• MATERIAL SHOWN
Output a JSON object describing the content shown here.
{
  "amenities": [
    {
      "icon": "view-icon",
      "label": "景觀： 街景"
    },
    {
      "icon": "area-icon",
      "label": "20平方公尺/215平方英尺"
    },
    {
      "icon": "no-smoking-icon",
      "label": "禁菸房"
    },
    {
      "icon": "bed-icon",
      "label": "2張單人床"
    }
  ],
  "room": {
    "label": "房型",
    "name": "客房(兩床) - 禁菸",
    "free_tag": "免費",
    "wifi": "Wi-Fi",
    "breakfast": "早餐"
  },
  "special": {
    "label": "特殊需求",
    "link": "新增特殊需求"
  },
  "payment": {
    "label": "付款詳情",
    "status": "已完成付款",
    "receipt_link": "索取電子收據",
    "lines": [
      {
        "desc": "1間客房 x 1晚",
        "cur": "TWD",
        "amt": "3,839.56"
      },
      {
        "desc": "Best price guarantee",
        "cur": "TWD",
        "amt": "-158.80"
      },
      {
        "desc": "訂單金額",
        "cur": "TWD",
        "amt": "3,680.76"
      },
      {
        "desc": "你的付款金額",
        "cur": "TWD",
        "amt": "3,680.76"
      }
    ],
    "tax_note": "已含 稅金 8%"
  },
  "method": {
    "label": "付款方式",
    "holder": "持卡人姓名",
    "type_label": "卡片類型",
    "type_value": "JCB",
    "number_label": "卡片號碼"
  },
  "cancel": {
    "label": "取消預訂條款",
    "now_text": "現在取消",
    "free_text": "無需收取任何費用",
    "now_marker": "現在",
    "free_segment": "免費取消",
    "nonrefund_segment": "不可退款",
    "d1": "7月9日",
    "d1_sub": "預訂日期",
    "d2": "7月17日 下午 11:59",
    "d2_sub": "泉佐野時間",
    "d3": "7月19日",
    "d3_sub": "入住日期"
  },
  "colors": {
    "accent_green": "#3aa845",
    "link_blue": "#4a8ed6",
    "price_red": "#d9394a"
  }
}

• TASK DESCRIPTION
Retype the records above exactly.

• SOLUTION TO THIS TASK
Output a JSON object describing the content shown here.
{
  "amenities": [
    {
      "icon": "view-icon",
      "label": "景觀： 街景"
    },
    {
      "icon": "area-icon",
      "label": "20平方公尺/215平方英尺"
    },
    {
      "icon": "no-smoking-icon",
      "label": "禁菸房"
    },
    {
      "icon": "bed-icon",
      "label": "2張單人床"
    }
  ],
  "room": {
    "label": "房型",
    "name": "客房(兩床) - 禁菸",
    "free_tag": "免費",
    "wifi": "Wi-Fi",
    "breakfast": "早餐"
  },
  "special": {
    "label": "特殊需求",
    "link": "新增特殊需求"
  },
  "payment": {
    "label": "付款詳情",
    "status": "已完成付款",
    "receipt_link": "索取電子收據",
    "lines": [
      {
        "desc": "1間客房 x 1晚",
        "cur": "TWD",
        "amt": "3,839.56"
      },
      {
        "desc": "Best price guarantee",
        "cur": "TWD",
        "amt": "-158.80"
      },
      {
        "desc": "訂單金額",
        "cur": "TWD",
        "amt": "3,680.76"
      },
      {
        "desc": "你的付款金額",
        "cur": "TWD",
        "amt": "3,680.76"
      }
    ],
    "tax_note": "已含 稅金 8%"
  },
  "method": {
    "label": "付款方式",
    "holder": "持卡人姓名",
    "type_label": "卡片類型",
    "type_value": "JCB",
    "number_label": "卡片號碼"
  },
  "cancel": {
    "label": "取消預訂條款",
    "now_text": "現在取消",
    "free_text": "無需收取任何費用",
    "now_marker": "現在",
    "free_segment": "免費取消",
    "nonrefund_segment": "不可退款",
    "d1": "7月9日",
    "d1_sub": "預訂日期",
    "d2": "7月17日 下午 11:59",
    "d2_sub": "泉佐野時間",
    "d3": "7月19日",
    "d3_sub": "入住日期"
  },
  "colors": {
    "accent_green": "#3aa845",
    "link_blue": "#4a8ed6",
    "price_red": "#d9394a"
  }
}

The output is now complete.